▸ **LISTING**:
________________________________________
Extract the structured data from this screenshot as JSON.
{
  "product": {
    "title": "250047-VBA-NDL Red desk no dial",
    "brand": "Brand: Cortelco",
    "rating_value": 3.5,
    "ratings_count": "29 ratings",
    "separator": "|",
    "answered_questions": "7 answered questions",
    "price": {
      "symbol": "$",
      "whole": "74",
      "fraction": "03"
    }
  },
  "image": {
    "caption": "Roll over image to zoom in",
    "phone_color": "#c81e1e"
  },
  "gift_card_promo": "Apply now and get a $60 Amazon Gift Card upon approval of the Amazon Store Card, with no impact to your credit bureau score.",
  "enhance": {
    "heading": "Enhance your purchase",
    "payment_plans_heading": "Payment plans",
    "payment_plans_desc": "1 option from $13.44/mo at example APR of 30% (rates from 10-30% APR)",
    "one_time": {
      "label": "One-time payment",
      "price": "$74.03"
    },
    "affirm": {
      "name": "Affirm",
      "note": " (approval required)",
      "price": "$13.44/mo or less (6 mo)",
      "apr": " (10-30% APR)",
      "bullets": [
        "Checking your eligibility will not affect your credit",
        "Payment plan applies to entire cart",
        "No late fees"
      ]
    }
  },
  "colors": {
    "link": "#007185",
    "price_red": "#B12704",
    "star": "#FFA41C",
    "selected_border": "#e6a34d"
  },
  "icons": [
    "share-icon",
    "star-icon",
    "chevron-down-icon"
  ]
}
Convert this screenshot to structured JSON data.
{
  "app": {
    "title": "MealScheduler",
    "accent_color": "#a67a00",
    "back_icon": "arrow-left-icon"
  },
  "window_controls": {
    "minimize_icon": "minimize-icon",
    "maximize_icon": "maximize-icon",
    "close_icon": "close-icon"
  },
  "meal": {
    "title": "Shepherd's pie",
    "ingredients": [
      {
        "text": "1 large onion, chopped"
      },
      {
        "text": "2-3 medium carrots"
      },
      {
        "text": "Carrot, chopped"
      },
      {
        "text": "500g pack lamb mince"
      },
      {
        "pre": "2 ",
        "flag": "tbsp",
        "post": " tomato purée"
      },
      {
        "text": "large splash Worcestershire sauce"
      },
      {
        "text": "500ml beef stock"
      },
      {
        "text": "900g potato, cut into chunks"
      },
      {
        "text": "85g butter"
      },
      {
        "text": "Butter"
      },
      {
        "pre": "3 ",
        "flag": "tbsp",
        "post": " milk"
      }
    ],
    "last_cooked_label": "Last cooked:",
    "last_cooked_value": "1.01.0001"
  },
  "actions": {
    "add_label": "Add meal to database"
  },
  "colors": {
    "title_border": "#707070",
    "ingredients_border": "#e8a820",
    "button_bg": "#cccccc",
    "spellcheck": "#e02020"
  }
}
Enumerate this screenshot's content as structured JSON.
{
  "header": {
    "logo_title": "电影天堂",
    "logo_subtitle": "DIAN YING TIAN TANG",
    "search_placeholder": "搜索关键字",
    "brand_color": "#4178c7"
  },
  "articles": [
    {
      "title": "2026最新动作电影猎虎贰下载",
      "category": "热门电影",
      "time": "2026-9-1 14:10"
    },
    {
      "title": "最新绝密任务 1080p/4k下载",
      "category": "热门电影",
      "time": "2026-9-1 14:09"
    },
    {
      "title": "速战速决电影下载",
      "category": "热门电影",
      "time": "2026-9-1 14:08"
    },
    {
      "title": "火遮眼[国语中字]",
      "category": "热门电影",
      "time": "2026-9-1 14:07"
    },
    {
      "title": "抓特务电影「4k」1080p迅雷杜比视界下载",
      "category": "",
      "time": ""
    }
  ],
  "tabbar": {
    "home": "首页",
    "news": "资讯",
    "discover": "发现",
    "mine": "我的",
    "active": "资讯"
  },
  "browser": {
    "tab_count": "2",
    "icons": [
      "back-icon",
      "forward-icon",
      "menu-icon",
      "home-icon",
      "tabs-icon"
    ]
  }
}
________________________________________
▸ **WRITTEN PROBLEM**: Print again each line of the listing above, exactly as it appears.

▸ **SOLUTION TO THIS TASK**:
Extract the structured data from this screenshot as JSON.
{
  "product": {
    "title": "250047-VBA-NDL Red desk no dial",
    "brand": "Brand: Cortelco",
    "rating_value": 3.5,
    "ratings_count": "29 ratings",
    "separator": "|",
    "answered_questions": "7 answered questions",
    "price": {
      "symbol": "$",
      "whole": "74",
      "fraction": "03"
    }
  },
  "image": {
    "caption": "Roll over image to zoom in",
    "phone_color": "#c81e1e"
  },
  "gift_card_promo": "Apply now and get a $60 Amazon Gift Card upon approval of the Amazon Store Card, with no impact to your credit bureau score.",
  "enhance": {
    "heading": "Enhance your purchase",
    "payment_plans_heading": "Payment plans",
    "payment_plans_desc": "1 option from $13.44/mo at example APR of 30% (rates from 10-30% APR)",
    "one_time": {
      "label": "One-time payment",
      "price": "$74.03"
    },
    "affirm": {
      "name": "Affirm",
      "note": " (approval required)",
      "price": "$13.44/mo or less (6 mo)",
      "apr": " (10-30% APR)",
      "bullets": [
        "Checking your eligibility will not affect your credit",
        "Payment plan applies to entire cart",
        "No late fees"
      ]
    }
  },
  "colors": {
    "link": "#007185",
    "price_red": "#B12704",
    "star": "#FFA41C",
    "selected_border": "#e6a34d"
  },
  "icons": [
    "share-icon",
    "star-icon",
    "chevron-down-icon"
  ]
}
Convert this screenshot to structured JSON data.
{
  "app": {
    "title": "MealScheduler",
    "accent_color": "#a67a00",
    "back_icon": "arrow-left-icon"
  },
  "window_controls": {
    "minimize_icon": "minimize-icon",
    "maximize_icon": "maximize-icon",
    "close_icon": "close-icon"
  },
  "meal": {
    "title": "Shepherd's pie",
    "ingredients": [
      {
        "text": "1 large onion, chopped"
      },
      {
        "text": "2-3 medium carrots"
      },
      {
        "text": "Carrot, chopped"
      },
      {
        "text": "500g pack lamb mince"
      },
      {
        "pre": "2 ",
        "flag": "tbsp",
        "post": " tomato purée"
      },
      {
        "text": "large splash Worcestershire sauce"
      },
      {
        "text": "500ml beef stock"
      },
      {
        "text": "900g potato, cut into chunks"
      },
      {
        "text": "85g butter"
      },
      {
        "text": "Butter"
      },
      {
        "pre": "3 ",
        "flag": "tbsp",
        "post": " milk"
      }
    ],
    "last_cooked_label": "Last cooked:",
    "last_cooked_value": "1.01.0001"
  },
  "actions": {
    "add_label": "Add meal to database"
  },
  "colors": {
    "title_border": "#707070",
    "ingredients_border": "#e8a820",
    "button_bg": "#cccccc",
    "spellcheck": "#e02020"
  }
}
Enumerate this screenshot's content as structured JSON.
{
  "header": {
    "logo_title": "电影天堂",
    "logo_subtitle": "DIAN YING TIAN TANG",
    "search_placeholder": "搜索关键字",
    "brand_color": "#4178c7"
  },
  "articles": [
    {
      "title": "2026最新动作电影猎虎贰下载",
      "category": "热门电影",
      "time": "2026-9-1 14:10"
    },
    {
      "title": "最新绝密任务 1080p/4k下载",
      "category": "热门电影",
      "time": "2026-9-1 14:09"
    },
    {
      "title": "速战速决电影下载",
      "category": "热门电影",
      "time": "2026-9-1 14:08"
    },
    {
      "title": "火遮眼[国语中字]",
      "category": "热门电影",
      "time": "2026-9-1 14:07"
    },
    {
      "title": "抓特务电影「4k」1080p迅雷杜比视界下载",
      "category": "",
      "time": ""
    }
  ],
  "tabbar": {
    "home": "首页",
    "news": "资讯",
    "discover": "发现",
    "mine": "我的",
    "active": "资讯"
  },
  "browser": {
    "tab_count": "2",
    "icons": [
      "back-icon",
      "forward-icon",
      "menu-icon",
      "home-icon",
      "tabs-icon"
    ]
  }
}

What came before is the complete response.